**The problem**
Pull each line containing "دوره" out of the data and copy it.

**Record list**
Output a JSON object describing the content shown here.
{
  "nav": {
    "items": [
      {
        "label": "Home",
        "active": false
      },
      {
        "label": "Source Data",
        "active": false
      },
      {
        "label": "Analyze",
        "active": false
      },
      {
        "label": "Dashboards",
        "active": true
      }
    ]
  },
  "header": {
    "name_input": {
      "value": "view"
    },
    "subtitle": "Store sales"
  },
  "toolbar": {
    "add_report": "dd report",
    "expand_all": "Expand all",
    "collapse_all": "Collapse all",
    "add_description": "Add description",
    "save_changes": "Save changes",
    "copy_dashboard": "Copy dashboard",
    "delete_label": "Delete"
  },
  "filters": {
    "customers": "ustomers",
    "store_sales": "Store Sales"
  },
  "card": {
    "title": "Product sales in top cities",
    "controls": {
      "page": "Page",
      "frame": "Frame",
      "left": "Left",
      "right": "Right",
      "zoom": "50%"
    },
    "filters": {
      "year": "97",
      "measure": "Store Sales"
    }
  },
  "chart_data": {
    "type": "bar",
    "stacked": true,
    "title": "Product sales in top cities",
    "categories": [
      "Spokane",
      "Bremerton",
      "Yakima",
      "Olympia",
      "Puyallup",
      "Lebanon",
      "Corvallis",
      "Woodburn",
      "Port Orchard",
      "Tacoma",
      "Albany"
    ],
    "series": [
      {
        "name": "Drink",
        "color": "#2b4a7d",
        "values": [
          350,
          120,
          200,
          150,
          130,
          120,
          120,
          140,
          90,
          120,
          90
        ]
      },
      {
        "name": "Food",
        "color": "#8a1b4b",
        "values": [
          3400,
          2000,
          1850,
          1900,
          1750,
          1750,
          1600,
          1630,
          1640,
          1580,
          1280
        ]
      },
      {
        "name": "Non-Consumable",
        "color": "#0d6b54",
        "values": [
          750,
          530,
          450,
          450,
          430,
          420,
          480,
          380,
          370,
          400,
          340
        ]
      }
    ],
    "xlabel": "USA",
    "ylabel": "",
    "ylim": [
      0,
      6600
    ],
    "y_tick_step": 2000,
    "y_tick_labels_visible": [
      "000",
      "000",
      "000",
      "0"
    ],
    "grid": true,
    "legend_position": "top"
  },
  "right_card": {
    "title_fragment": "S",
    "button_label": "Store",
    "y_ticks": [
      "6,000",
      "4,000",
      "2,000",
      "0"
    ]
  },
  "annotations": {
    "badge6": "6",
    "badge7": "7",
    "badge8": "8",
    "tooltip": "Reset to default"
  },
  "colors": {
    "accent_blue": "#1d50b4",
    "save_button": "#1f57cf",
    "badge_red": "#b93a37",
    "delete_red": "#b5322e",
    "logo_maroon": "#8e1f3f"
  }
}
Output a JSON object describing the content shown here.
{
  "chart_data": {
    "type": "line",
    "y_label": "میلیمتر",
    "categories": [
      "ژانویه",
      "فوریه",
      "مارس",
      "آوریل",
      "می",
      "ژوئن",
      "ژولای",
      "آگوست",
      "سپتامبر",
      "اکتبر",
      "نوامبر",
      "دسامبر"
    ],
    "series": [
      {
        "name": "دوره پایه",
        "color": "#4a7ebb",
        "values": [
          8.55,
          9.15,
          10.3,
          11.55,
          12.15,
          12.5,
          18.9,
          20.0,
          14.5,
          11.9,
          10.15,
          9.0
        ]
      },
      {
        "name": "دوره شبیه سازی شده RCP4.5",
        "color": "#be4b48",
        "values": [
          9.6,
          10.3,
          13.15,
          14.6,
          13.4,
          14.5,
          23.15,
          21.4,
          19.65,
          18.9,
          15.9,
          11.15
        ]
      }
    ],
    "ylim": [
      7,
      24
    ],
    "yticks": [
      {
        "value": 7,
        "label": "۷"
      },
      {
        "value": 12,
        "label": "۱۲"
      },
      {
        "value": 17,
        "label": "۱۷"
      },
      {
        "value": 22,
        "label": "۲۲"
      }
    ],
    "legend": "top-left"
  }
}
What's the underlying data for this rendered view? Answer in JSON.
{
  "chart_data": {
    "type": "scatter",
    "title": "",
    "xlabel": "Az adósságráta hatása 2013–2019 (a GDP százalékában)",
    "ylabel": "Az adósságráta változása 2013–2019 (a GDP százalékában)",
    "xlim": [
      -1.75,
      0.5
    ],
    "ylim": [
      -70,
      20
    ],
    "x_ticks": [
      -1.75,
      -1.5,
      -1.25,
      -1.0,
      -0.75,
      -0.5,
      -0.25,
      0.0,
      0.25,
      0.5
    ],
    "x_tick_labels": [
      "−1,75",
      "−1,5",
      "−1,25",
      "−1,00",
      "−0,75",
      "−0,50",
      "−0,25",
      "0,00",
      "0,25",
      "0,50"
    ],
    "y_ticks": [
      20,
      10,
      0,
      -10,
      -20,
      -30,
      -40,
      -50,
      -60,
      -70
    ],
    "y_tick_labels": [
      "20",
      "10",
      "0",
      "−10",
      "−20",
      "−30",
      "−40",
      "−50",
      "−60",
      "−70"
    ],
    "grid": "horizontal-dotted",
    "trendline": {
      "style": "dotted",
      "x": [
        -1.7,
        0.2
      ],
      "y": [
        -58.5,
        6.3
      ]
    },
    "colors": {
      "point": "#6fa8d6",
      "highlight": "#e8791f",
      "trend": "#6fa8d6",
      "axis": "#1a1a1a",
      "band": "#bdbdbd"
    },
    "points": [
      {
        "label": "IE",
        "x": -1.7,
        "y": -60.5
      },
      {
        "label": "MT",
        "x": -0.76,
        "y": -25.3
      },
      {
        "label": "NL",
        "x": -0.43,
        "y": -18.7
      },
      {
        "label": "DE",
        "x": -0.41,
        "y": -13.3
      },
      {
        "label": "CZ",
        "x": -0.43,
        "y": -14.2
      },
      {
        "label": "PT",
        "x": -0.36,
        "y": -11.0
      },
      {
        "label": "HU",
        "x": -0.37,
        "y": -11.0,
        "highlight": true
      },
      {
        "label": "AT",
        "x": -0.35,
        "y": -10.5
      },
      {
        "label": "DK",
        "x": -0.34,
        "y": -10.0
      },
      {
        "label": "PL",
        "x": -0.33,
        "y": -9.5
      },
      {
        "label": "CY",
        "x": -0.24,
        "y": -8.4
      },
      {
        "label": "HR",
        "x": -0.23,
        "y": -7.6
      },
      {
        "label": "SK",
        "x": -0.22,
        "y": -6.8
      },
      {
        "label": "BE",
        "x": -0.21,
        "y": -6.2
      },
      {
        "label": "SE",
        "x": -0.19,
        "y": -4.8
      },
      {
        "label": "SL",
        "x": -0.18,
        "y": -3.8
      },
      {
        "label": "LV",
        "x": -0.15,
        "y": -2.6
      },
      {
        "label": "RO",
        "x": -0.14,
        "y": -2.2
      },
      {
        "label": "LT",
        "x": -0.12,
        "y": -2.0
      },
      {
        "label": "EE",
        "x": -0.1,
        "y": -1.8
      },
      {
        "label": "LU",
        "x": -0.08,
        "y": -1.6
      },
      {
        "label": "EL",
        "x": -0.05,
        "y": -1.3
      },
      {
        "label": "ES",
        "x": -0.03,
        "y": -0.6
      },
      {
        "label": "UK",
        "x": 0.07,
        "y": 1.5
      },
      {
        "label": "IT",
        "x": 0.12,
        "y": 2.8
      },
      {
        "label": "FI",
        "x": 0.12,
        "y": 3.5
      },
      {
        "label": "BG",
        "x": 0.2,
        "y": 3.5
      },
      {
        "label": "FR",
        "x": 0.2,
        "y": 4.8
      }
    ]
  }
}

**Written answer**
        "name": "دوره پایه",
        "name": "دوره شبیه سازی شده RCP4.5",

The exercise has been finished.